Your goal -> State how many lines in these records contain the word "Regionens", and nothing else.

Stored records:
* * * * * * * * *

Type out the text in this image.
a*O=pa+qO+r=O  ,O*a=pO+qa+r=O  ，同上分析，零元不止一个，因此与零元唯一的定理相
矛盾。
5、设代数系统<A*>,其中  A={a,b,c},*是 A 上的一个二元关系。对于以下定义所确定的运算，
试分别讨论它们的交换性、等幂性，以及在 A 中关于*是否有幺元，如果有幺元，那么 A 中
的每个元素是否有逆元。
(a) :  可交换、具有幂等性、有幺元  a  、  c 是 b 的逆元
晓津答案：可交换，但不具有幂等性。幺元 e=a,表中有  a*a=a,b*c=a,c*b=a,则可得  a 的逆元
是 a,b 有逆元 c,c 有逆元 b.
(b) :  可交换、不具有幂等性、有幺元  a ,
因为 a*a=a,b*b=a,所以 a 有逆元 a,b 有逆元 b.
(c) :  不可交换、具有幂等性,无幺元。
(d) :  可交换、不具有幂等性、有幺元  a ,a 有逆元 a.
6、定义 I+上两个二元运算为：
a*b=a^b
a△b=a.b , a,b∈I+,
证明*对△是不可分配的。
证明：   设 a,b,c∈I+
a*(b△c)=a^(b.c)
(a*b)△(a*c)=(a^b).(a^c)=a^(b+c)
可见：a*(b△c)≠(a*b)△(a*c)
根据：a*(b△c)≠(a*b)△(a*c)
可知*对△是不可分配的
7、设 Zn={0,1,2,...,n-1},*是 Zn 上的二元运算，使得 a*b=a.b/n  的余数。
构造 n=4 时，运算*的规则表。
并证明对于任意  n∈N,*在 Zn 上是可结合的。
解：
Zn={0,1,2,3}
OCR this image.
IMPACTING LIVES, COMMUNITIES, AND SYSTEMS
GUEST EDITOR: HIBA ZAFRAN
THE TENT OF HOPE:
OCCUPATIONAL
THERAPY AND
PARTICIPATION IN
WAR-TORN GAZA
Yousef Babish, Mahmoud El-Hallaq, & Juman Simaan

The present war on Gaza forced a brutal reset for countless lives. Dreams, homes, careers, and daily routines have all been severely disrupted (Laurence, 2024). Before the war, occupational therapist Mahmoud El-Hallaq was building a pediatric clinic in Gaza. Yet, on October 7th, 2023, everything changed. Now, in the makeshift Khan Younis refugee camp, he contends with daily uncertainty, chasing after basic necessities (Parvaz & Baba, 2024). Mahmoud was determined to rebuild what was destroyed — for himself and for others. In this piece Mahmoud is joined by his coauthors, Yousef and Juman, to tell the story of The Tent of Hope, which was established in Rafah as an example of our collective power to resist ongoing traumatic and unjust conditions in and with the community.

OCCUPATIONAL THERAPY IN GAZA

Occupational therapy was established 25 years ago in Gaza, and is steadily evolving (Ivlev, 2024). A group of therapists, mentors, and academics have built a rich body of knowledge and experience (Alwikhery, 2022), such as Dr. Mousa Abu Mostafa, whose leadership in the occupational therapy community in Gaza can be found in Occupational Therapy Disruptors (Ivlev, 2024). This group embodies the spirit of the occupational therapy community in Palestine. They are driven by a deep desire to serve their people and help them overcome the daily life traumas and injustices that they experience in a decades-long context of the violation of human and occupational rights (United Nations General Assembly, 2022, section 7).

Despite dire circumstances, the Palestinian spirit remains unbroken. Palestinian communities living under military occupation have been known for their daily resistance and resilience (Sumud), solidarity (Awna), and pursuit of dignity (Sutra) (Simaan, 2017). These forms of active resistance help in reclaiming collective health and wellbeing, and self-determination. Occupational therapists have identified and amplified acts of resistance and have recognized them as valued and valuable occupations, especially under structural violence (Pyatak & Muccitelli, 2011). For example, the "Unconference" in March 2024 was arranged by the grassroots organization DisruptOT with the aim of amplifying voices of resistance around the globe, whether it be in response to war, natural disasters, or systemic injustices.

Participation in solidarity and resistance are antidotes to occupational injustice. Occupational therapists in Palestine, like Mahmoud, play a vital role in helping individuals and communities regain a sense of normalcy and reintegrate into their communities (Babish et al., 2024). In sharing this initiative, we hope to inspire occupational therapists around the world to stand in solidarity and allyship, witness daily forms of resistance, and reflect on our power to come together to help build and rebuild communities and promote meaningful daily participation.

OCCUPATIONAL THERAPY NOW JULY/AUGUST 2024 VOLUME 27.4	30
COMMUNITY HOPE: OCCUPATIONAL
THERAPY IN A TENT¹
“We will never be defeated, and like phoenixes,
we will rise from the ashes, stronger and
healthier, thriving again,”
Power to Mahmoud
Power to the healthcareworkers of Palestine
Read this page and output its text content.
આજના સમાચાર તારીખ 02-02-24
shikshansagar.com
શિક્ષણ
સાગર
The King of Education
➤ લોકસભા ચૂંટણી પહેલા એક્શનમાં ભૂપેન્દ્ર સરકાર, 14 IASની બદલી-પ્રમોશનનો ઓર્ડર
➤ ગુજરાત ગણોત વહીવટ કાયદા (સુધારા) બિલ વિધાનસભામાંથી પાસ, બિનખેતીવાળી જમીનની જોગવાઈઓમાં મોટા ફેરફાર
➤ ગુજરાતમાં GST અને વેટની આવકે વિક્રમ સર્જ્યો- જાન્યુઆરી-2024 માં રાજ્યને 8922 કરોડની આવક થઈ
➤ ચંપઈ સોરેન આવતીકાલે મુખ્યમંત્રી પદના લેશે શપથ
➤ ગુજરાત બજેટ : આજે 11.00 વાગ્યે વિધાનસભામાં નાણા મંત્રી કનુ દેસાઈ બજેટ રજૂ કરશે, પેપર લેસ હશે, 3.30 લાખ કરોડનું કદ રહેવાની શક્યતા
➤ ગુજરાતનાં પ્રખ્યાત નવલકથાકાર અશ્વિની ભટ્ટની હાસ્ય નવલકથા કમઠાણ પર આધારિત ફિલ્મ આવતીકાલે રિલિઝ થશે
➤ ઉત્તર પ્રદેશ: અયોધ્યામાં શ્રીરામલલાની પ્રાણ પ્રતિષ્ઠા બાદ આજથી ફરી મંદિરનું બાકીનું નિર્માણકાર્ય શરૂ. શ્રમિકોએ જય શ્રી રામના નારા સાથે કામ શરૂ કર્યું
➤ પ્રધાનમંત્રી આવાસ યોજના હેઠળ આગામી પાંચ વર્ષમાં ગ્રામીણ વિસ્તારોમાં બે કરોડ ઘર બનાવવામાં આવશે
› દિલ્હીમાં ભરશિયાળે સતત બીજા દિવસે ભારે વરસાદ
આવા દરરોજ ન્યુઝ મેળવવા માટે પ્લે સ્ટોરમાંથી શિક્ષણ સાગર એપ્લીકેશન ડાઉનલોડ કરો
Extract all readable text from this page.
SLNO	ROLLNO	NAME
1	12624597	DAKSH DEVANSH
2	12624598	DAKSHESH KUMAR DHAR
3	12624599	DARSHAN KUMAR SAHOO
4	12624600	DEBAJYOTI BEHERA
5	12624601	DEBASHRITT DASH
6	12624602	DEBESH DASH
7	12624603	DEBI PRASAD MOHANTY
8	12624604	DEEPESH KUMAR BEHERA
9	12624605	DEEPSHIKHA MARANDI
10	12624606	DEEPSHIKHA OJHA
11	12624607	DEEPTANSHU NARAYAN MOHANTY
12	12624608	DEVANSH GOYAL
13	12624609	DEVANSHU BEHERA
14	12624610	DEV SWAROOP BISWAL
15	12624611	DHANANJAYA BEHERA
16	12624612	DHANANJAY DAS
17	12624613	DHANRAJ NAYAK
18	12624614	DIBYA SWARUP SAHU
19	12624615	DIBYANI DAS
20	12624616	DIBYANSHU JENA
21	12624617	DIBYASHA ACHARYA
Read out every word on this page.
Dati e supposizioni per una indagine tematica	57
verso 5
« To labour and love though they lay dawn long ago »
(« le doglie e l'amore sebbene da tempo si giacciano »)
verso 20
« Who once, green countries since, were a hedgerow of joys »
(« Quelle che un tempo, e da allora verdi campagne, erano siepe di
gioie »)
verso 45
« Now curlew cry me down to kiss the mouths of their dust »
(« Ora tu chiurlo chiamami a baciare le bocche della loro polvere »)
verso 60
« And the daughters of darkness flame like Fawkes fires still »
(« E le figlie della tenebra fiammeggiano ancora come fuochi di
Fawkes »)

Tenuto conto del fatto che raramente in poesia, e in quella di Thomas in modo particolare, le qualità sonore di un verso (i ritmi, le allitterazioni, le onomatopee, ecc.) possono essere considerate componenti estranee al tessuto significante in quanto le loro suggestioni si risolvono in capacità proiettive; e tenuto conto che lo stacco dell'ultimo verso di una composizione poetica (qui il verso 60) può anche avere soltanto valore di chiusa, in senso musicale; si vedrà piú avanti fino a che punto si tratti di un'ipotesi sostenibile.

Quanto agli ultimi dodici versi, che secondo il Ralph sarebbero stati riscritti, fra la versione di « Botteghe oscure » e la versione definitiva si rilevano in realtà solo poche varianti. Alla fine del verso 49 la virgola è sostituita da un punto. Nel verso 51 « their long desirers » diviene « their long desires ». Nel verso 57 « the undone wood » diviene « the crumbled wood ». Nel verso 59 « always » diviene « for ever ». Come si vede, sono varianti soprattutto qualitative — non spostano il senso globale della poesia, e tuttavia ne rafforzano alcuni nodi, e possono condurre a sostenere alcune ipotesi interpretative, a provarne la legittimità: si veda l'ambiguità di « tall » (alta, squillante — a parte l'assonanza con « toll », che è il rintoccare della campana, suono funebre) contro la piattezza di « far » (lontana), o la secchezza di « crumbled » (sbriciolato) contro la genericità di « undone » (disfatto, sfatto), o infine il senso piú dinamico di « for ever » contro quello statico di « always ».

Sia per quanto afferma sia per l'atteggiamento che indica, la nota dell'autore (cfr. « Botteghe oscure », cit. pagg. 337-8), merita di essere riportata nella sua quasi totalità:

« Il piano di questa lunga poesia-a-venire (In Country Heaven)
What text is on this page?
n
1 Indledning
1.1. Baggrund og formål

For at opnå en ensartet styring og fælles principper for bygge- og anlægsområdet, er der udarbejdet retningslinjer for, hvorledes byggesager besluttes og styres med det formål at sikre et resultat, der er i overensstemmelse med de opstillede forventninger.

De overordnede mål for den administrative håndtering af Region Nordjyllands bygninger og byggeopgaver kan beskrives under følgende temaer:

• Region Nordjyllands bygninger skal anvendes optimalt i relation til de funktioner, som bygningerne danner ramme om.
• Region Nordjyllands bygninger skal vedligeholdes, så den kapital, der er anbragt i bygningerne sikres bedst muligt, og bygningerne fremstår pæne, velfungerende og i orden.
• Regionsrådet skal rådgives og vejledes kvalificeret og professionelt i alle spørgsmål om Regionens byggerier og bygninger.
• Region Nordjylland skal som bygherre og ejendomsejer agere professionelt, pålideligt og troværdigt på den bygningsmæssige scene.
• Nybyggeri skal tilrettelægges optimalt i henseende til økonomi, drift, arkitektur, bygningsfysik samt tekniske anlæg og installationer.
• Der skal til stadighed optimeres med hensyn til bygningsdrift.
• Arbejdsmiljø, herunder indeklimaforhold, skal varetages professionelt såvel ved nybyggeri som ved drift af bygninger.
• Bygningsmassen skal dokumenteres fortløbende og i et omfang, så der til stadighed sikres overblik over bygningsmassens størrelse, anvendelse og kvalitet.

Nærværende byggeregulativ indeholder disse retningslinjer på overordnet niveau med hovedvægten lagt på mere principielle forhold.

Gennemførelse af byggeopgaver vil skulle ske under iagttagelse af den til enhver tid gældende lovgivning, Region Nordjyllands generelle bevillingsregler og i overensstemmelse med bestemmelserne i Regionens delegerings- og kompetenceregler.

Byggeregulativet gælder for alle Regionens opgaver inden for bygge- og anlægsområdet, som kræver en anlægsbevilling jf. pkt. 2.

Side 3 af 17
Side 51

* * * * * * * * *

Result for this exercise -> 3